THE DATA:
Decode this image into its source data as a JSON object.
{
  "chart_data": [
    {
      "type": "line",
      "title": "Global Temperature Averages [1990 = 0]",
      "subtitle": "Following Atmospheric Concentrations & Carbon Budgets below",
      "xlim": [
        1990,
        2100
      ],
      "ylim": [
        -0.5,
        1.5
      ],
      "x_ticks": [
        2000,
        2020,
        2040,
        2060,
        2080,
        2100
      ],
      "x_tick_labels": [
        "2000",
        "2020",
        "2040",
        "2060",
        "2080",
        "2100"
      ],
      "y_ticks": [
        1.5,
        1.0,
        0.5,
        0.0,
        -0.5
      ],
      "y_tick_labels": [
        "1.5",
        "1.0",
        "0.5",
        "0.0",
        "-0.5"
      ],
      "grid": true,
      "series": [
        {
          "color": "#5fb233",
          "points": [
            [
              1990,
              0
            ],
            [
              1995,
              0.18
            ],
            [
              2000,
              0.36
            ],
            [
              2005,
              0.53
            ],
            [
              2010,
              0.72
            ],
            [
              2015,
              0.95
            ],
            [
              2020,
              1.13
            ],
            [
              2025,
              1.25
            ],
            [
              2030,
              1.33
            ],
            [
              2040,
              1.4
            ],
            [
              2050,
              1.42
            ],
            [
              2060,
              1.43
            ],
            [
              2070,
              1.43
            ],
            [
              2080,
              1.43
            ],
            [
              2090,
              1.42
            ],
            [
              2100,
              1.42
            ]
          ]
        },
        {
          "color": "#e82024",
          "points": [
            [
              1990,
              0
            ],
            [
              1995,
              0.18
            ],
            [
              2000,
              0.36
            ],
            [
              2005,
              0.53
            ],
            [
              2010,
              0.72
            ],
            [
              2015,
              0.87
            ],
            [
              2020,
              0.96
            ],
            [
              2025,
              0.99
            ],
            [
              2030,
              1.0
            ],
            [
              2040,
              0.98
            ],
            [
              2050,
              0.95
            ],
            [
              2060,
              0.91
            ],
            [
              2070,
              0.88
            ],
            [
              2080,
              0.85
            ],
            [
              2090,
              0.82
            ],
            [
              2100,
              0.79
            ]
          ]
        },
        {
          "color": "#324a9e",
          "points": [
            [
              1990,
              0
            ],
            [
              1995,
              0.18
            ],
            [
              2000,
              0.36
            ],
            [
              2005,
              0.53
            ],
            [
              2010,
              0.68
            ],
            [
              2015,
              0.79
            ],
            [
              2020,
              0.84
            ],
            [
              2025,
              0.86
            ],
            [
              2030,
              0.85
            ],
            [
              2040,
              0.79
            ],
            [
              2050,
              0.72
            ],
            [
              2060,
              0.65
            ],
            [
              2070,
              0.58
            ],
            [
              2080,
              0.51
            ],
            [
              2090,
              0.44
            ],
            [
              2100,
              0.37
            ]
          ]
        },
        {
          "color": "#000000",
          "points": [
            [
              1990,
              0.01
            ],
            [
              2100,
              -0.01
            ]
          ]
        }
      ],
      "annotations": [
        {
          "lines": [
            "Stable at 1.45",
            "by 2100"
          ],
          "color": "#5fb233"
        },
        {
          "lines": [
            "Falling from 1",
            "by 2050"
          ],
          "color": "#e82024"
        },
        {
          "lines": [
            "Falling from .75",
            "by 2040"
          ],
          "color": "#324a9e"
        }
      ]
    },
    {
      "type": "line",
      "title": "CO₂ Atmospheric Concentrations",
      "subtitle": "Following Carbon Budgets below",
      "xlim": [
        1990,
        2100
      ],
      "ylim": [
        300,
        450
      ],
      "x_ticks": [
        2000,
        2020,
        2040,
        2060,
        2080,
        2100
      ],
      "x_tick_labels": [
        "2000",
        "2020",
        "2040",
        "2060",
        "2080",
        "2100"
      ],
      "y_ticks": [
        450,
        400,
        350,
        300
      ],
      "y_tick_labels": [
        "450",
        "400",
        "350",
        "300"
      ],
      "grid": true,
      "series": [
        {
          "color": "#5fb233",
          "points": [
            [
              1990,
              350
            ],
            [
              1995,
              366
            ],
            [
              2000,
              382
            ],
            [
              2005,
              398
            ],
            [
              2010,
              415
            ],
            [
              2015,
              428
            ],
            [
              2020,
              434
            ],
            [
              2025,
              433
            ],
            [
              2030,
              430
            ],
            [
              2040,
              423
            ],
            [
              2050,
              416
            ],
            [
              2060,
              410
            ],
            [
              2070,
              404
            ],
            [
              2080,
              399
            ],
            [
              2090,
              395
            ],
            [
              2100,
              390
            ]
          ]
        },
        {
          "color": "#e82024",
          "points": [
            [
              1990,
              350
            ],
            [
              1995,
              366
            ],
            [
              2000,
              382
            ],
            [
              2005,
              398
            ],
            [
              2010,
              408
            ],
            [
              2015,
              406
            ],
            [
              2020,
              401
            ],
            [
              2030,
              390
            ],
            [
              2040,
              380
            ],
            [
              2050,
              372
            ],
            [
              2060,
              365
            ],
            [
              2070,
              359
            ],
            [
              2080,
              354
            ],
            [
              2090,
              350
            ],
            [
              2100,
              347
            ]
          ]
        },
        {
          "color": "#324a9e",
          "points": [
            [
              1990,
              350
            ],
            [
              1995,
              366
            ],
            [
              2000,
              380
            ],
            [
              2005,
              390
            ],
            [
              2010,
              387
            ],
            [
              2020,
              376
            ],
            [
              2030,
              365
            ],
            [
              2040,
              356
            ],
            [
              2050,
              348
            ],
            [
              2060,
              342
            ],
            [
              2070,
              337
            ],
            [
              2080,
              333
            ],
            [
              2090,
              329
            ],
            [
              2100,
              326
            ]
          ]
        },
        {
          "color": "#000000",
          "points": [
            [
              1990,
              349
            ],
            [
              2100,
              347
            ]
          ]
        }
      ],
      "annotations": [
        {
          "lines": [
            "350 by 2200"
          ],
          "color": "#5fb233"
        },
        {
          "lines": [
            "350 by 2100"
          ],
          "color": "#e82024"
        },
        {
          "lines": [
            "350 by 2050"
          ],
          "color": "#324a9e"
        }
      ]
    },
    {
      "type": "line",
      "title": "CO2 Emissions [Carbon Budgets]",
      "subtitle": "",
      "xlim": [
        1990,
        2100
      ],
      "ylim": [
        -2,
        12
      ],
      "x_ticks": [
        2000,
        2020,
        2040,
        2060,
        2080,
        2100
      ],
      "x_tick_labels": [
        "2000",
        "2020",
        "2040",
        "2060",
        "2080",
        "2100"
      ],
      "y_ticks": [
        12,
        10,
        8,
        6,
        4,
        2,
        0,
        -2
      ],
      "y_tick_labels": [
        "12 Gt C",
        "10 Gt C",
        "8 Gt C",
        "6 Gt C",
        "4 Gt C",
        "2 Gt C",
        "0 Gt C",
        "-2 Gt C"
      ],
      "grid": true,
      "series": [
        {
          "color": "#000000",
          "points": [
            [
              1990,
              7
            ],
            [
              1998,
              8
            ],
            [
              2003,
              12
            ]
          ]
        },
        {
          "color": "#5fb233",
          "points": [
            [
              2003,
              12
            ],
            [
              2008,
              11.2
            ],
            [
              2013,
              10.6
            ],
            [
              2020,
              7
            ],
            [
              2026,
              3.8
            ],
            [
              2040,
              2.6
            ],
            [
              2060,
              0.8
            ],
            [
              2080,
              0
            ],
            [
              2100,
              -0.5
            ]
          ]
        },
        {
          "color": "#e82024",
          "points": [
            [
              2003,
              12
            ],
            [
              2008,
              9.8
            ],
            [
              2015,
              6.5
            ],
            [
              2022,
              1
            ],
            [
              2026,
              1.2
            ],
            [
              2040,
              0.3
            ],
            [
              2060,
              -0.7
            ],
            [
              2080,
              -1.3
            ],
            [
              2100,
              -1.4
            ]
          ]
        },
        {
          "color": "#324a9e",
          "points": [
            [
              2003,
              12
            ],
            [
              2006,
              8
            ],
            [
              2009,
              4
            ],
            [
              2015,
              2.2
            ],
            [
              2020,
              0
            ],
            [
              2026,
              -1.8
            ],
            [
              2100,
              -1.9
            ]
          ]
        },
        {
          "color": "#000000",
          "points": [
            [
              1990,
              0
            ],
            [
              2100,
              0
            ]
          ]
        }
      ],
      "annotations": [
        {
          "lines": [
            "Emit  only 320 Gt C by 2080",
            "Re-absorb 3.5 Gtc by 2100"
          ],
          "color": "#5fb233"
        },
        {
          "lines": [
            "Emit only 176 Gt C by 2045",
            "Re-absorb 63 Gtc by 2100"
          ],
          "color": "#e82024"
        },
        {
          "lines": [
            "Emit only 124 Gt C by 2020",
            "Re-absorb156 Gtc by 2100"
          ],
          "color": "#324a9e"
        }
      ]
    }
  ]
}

WHAT TO DO: Wherever the word "Emit" occurs in a line of the listing, copy that line.

OUTPUT OF THE EXERCISE:
            "Emit  only 320 Gt C by 2080",
            "Emit only 176 Gt C by 2045",
            "Emit only 124 Gt C by 2020",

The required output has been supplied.